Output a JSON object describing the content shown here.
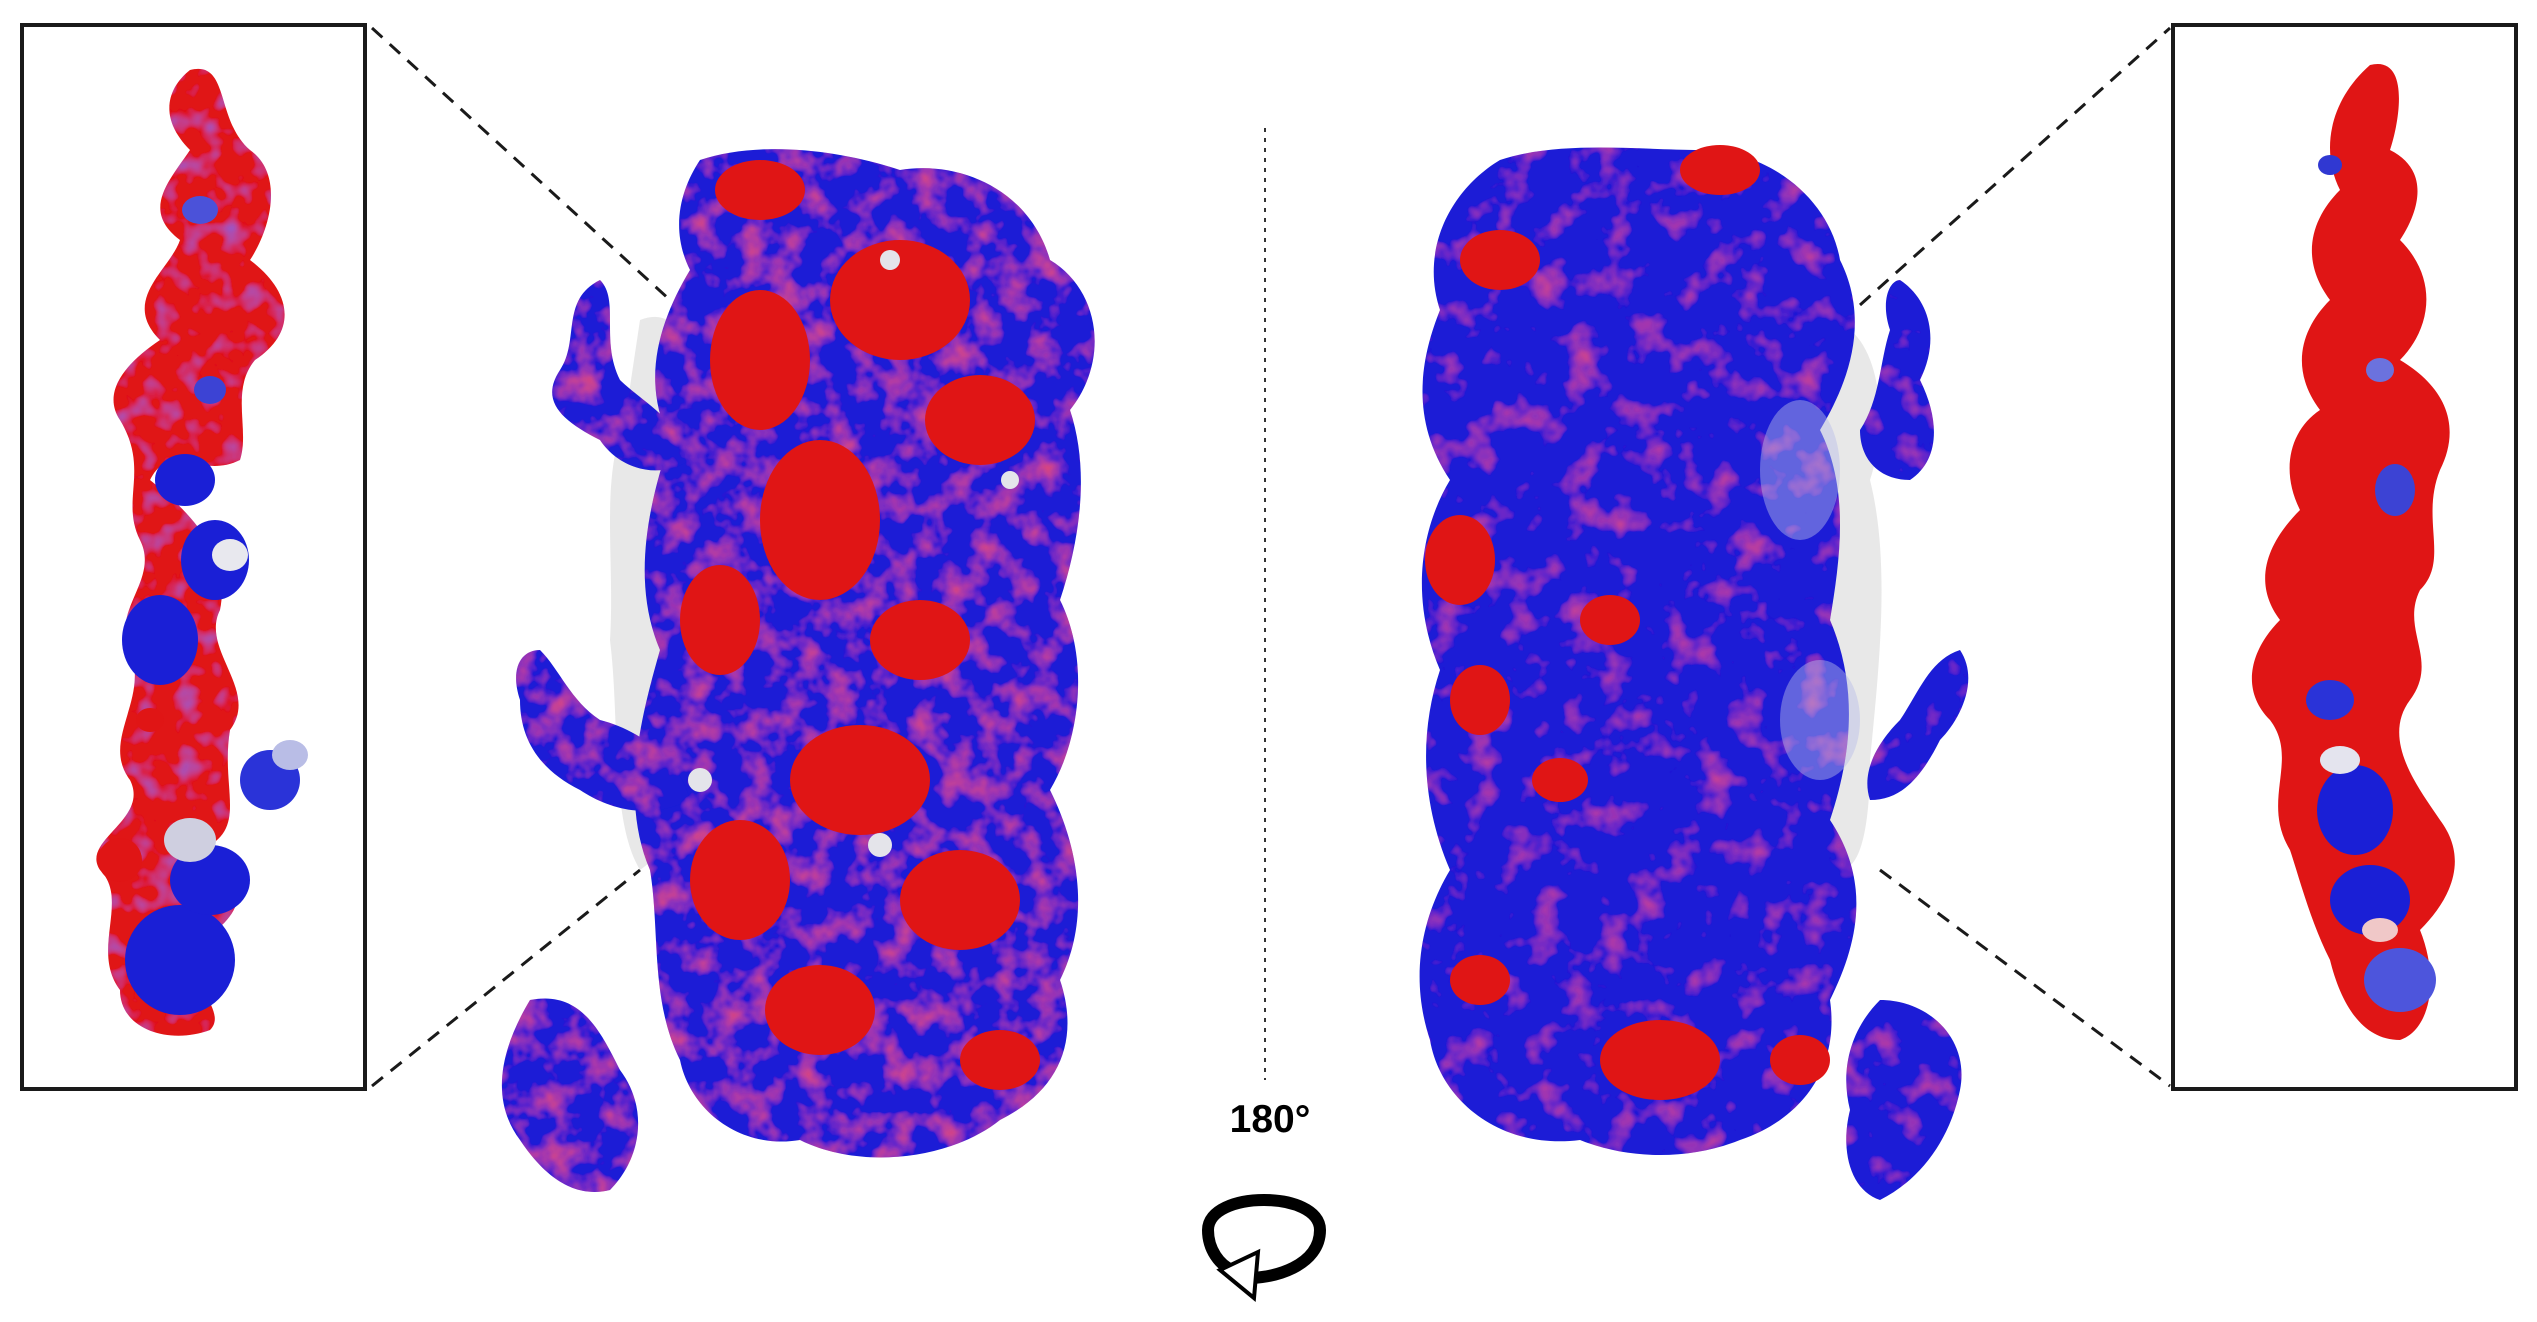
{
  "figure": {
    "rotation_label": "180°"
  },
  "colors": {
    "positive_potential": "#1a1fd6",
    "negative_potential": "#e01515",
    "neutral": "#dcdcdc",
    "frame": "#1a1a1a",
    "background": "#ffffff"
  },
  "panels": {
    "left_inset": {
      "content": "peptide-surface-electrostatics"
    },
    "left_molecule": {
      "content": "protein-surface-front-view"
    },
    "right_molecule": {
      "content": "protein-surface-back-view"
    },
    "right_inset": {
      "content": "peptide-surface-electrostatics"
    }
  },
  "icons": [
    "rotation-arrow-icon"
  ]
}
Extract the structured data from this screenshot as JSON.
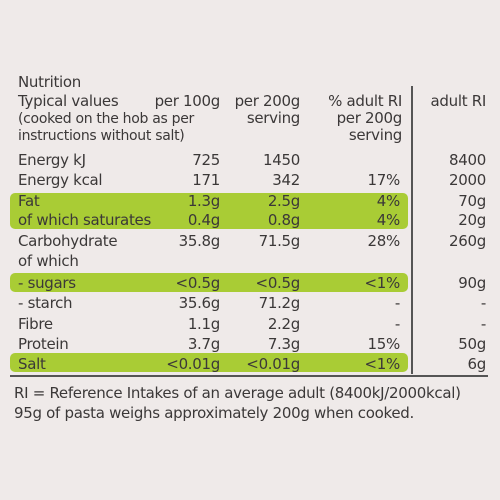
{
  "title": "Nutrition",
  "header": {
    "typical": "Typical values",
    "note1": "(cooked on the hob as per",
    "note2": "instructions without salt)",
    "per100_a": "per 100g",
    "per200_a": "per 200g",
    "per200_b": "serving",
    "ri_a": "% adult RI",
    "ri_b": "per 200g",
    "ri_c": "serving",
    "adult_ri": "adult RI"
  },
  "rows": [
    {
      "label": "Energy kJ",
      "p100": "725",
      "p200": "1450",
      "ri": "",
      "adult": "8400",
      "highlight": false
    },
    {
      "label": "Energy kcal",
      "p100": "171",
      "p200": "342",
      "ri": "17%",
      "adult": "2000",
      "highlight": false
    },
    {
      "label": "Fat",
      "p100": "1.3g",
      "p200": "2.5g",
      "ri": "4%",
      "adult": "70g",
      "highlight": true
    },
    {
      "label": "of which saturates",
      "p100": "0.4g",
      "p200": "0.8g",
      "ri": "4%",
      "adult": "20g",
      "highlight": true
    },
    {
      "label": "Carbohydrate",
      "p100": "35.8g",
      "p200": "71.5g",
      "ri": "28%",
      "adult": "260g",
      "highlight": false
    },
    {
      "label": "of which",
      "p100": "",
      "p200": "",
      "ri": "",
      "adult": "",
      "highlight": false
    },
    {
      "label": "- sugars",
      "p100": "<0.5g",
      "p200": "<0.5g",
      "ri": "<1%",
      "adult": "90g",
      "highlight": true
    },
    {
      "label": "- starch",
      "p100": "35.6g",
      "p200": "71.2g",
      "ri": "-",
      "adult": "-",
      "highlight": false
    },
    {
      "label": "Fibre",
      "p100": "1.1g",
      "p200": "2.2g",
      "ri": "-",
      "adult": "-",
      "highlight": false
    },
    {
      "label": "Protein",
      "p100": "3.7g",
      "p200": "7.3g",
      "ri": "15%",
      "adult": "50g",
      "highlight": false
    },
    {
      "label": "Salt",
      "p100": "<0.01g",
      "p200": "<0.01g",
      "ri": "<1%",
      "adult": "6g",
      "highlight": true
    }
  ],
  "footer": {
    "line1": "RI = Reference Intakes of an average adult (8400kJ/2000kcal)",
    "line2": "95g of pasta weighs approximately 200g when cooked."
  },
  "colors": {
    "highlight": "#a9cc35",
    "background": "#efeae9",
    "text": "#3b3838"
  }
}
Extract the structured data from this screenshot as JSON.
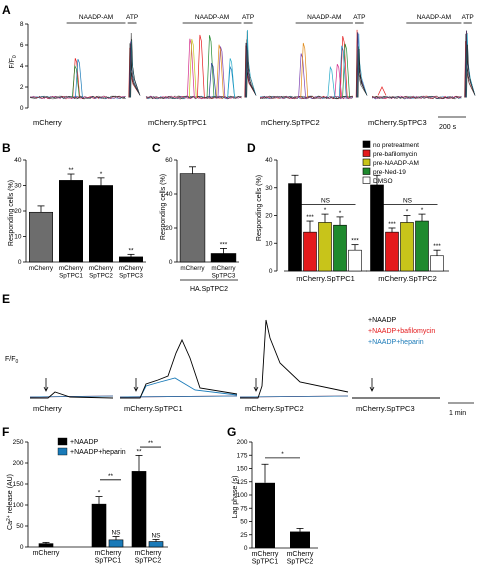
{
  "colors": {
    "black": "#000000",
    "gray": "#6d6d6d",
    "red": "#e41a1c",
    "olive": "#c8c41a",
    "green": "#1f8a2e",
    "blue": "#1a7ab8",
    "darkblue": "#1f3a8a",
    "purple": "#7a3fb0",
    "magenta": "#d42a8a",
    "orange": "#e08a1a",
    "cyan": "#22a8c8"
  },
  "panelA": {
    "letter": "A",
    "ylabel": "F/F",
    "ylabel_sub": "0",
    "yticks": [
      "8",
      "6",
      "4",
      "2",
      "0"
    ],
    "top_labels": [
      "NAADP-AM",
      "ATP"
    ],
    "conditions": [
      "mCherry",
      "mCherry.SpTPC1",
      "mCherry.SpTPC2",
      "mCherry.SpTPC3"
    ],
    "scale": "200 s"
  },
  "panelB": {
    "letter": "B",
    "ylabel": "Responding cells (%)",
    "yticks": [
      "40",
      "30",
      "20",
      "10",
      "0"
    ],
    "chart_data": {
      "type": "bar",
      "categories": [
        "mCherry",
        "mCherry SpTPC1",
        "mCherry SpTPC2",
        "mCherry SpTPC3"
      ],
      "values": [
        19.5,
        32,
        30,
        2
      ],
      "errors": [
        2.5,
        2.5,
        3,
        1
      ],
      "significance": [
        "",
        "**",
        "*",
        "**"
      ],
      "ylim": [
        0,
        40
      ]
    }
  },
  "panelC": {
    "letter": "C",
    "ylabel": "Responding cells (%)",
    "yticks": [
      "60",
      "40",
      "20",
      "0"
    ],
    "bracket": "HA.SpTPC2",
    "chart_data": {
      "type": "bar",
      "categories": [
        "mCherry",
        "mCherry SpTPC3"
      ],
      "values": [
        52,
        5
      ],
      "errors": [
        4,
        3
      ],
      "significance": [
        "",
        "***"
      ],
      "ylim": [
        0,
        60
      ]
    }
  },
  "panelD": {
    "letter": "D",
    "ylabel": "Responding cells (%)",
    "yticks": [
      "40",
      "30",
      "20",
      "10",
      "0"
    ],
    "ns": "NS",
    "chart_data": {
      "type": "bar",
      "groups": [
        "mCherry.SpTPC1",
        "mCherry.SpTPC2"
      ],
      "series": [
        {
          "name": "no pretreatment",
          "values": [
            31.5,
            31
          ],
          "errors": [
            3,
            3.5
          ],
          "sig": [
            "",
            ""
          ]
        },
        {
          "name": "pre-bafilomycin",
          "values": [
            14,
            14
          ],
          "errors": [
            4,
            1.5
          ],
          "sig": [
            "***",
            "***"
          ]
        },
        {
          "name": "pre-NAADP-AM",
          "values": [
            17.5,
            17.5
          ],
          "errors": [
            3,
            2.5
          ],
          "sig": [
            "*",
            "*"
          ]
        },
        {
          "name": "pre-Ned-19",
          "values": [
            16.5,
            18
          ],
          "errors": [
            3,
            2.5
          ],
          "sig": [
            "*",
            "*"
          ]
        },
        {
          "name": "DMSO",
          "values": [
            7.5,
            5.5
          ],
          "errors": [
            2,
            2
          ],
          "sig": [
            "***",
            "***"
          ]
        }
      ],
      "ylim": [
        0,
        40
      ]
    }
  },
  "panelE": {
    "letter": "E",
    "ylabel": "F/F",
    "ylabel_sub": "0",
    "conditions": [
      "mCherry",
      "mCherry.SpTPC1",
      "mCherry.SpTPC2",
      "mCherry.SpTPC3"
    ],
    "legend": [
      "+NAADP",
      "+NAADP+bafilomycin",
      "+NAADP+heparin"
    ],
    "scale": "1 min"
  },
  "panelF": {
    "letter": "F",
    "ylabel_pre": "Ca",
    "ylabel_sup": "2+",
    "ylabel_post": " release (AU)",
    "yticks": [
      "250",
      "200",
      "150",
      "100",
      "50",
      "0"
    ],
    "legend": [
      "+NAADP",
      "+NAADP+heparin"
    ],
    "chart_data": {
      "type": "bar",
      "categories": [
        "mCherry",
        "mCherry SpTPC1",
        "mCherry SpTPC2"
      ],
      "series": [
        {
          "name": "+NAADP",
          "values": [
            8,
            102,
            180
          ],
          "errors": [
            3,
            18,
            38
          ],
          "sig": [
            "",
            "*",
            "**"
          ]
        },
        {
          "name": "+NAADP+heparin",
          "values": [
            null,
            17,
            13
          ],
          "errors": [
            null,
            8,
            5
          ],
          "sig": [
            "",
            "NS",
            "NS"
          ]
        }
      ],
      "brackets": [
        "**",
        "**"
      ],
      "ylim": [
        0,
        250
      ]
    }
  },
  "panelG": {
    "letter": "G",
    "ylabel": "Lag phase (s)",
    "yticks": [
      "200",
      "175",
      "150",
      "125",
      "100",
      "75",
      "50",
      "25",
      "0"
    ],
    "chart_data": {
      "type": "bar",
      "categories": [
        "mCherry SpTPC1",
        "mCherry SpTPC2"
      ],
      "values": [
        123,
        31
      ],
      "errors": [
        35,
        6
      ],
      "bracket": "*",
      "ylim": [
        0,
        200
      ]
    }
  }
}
———
* [What you will do]
Each line holding the word "content" must be copied from the data.

* [Answer box]
Output a JSON object describing the content shown here.
      "content": "peptide-surface-electrostatics"
      "content": "protein-surface-front-view"
      "content": "protein-surface-back-view"
      "content": "peptide-surface-electrostatics"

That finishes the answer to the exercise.